SOURCE MATERIAL:

▼

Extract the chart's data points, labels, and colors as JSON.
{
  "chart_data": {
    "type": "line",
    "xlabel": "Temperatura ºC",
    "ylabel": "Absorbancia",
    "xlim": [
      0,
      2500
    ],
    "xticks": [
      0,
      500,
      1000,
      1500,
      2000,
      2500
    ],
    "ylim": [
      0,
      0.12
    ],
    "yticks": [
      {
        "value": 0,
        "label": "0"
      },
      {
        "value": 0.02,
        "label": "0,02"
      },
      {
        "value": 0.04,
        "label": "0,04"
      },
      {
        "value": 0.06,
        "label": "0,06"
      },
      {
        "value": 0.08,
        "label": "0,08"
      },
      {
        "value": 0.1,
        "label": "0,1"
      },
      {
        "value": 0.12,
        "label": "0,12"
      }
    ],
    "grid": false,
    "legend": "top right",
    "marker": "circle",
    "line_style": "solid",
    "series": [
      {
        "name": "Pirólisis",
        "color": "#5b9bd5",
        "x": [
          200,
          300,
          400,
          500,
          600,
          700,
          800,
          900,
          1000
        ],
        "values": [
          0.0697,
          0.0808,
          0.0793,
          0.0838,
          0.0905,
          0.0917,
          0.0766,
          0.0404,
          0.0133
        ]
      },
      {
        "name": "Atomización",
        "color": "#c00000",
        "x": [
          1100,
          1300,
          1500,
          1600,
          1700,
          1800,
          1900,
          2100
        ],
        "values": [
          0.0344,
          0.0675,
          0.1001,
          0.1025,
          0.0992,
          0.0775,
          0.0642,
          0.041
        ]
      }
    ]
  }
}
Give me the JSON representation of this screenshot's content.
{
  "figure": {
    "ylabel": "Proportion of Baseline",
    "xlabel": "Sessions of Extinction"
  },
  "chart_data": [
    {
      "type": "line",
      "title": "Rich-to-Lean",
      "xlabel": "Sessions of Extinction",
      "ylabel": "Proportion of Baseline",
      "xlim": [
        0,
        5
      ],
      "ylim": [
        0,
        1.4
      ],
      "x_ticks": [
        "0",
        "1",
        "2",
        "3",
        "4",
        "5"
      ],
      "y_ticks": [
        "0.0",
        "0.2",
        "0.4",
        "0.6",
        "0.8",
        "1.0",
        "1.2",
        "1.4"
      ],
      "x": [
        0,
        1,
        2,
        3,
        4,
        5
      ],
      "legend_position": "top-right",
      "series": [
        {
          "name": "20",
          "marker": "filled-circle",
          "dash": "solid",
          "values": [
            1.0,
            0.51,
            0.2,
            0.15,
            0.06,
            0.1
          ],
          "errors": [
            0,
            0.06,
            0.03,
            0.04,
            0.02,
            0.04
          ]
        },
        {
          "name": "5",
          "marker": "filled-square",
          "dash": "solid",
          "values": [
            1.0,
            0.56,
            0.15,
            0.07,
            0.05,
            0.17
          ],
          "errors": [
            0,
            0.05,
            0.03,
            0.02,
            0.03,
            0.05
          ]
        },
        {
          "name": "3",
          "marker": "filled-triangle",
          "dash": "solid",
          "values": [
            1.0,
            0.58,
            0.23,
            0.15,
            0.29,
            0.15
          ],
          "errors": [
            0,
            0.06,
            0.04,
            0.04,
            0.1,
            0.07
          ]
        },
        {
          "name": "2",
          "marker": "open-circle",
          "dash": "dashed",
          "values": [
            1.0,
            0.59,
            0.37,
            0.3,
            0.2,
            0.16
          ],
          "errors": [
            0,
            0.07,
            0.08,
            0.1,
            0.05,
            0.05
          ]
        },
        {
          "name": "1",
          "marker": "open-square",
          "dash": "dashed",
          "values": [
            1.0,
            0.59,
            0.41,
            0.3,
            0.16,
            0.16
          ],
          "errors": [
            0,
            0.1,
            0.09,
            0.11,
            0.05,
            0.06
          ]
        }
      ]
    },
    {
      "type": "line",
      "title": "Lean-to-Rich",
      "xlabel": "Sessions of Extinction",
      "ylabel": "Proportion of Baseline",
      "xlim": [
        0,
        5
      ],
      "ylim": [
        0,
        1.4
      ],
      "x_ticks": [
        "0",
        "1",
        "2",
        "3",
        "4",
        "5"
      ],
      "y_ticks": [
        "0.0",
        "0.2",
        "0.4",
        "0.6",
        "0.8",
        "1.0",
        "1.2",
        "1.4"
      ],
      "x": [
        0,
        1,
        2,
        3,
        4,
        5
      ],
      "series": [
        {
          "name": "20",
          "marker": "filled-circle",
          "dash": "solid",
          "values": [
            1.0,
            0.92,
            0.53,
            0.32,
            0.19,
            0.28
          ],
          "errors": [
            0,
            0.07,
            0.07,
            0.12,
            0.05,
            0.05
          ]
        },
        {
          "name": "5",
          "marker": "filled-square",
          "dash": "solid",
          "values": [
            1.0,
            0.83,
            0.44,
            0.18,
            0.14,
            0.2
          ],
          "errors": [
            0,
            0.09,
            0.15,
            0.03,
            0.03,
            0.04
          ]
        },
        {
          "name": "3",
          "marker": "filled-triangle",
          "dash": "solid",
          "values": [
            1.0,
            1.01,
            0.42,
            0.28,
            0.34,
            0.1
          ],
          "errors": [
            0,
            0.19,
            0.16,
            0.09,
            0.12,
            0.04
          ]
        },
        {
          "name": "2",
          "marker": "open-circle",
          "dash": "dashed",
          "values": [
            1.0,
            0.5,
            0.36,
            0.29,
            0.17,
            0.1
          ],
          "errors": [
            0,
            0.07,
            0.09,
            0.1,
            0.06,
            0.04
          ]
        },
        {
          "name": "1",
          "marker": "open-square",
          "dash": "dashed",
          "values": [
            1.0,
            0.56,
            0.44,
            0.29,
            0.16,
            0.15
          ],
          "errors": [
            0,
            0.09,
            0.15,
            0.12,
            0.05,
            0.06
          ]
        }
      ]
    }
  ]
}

▲

WRITTEN REQUEST: Pick out every line with the string "title" and copy it.

RESPONSE TO THE TASK:
      "title": "Rich-to-Lean",
      "title": "Lean-to-Rich",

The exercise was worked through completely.